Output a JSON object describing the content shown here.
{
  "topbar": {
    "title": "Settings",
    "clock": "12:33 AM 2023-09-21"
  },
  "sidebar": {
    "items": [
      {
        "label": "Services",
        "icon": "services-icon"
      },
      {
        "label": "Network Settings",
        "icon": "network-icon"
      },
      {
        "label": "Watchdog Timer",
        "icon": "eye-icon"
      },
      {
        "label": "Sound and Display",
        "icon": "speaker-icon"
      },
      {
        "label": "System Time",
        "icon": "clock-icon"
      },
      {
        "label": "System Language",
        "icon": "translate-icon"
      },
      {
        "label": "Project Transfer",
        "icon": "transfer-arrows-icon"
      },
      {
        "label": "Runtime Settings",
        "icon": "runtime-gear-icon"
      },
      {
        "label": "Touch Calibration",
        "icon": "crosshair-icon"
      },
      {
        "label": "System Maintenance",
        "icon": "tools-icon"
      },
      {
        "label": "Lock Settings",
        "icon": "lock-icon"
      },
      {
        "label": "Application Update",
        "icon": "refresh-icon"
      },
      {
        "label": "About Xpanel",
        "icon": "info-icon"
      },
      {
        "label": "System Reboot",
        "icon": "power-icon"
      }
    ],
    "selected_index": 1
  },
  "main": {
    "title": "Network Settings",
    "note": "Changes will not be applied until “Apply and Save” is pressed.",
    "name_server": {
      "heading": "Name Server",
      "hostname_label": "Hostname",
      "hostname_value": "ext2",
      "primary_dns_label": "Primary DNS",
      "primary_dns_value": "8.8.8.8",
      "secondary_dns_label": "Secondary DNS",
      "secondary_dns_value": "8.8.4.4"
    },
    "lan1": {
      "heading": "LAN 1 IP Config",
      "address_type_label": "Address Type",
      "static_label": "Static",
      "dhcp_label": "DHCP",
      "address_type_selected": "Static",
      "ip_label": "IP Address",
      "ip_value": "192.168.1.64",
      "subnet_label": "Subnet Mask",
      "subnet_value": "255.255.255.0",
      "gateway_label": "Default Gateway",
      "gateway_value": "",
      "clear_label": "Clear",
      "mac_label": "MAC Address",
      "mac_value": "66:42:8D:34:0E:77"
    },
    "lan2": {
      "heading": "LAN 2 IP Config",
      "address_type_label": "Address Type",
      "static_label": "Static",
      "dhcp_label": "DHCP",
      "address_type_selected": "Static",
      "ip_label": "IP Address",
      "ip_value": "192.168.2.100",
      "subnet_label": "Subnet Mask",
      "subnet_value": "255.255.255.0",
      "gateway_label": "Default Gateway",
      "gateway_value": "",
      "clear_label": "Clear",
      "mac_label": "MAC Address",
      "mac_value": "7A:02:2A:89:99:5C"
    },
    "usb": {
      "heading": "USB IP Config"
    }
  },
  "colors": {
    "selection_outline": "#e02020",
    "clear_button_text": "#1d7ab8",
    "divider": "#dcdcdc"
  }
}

---------------

## Goal
Repeat the material above exactly.

## Correct output
Output a JSON object describing the content shown here.
{
  "topbar": {
    "title": "Settings",
    "clock": "12:33 AM 2023-09-21"
  },
  "sidebar": {
    "items": [
      {
        "label": "Services",
        "icon": "services-icon"
      },
      {
        "label": "Network Settings",
        "icon": "network-icon"
      },
      {
        "label": "Watchdog Timer",
        "icon": "eye-icon"
      },
      {
        "label": "Sound and Display",
        "icon": "speaker-icon"
      },
      {
        "label": "System Time",
        "icon": "clock-icon"
      },
      {
        "label": "System Language",
        "icon": "translate-icon"
      },
      {
        "label": "Project Transfer",
        "icon": "transfer-arrows-icon"
      },
      {
        "label": "Runtime Settings",
        "icon": "runtime-gear-icon"
      },
      {
        "label": "Touch Calibration",
        "icon": "crosshair-icon"
      },
      {
        "label": "System Maintenance",
        "icon": "tools-icon"
      },
      {
        "label": "Lock Settings",
        "icon": "lock-icon"
      },
      {
        "label": "Application Update",
        "icon": "refresh-icon"
      },
      {
        "label": "About Xpanel",
        "icon": "info-icon"
      },
      {
        "label": "System Reboot",
        "icon": "power-icon"
      }
    ],
    "selected_index": 1
  },
  "main": {
    "title": "Network Settings",
    "note": "Changes will not be applied until “Apply and Save” is pressed.",
    "name_server": {
      "heading": "Name Server",
      "hostname_label": "Hostname",
      "hostname_value": "ext2",
      "primary_dns_label": "Primary DNS",
      "primary_dns_value": "8.8.8.8",
      "secondary_dns_label": "Secondary DNS",
      "secondary_dns_value": "8.8.4.4"
    },
    "lan1": {
      "heading": "LAN 1 IP Config",
      "address_type_label": "Address Type",
      "static_label": "Static",
      "dhcp_label": "DHCP",
      "address_type_selected": "Static",
      "ip_label": "IP Address",
      "ip_value": "192.168.1.64",
      "subnet_label": "Subnet Mask",
      "subnet_value": "255.255.255.0",
      "gateway_label": "Default Gateway",
      "gateway_value": "",
      "clear_label": "Clear",
      "mac_label": "MAC Address",
      "mac_value": "66:42:8D:34:0E:77"
    },
    "lan2": {
      "heading": "LAN 2 IP Config",
      "address_type_label": "Address Type",
      "static_label": "Static",
      "dhcp_label": "DHCP",
      "address_type_selected": "Static",
      "ip_label": "IP Address",
      "ip_value": "192.168.2.100",
      "subnet_label": "Subnet Mask",
      "subnet_value": "255.255.255.0",
      "gateway_label": "Default Gateway",
      "gateway_value": "",
      "clear_label": "Clear",
      "mac_label": "MAC Address",
      "mac_value": "7A:02:2A:89:99:5C"
    },
    "usb": {
      "heading": "USB IP Config"
    }
  },
  "colors": {
    "selection_outline": "#e02020",
    "clear_button_text": "#1d7ab8",
    "divider": "#dcdcdc"
  }
}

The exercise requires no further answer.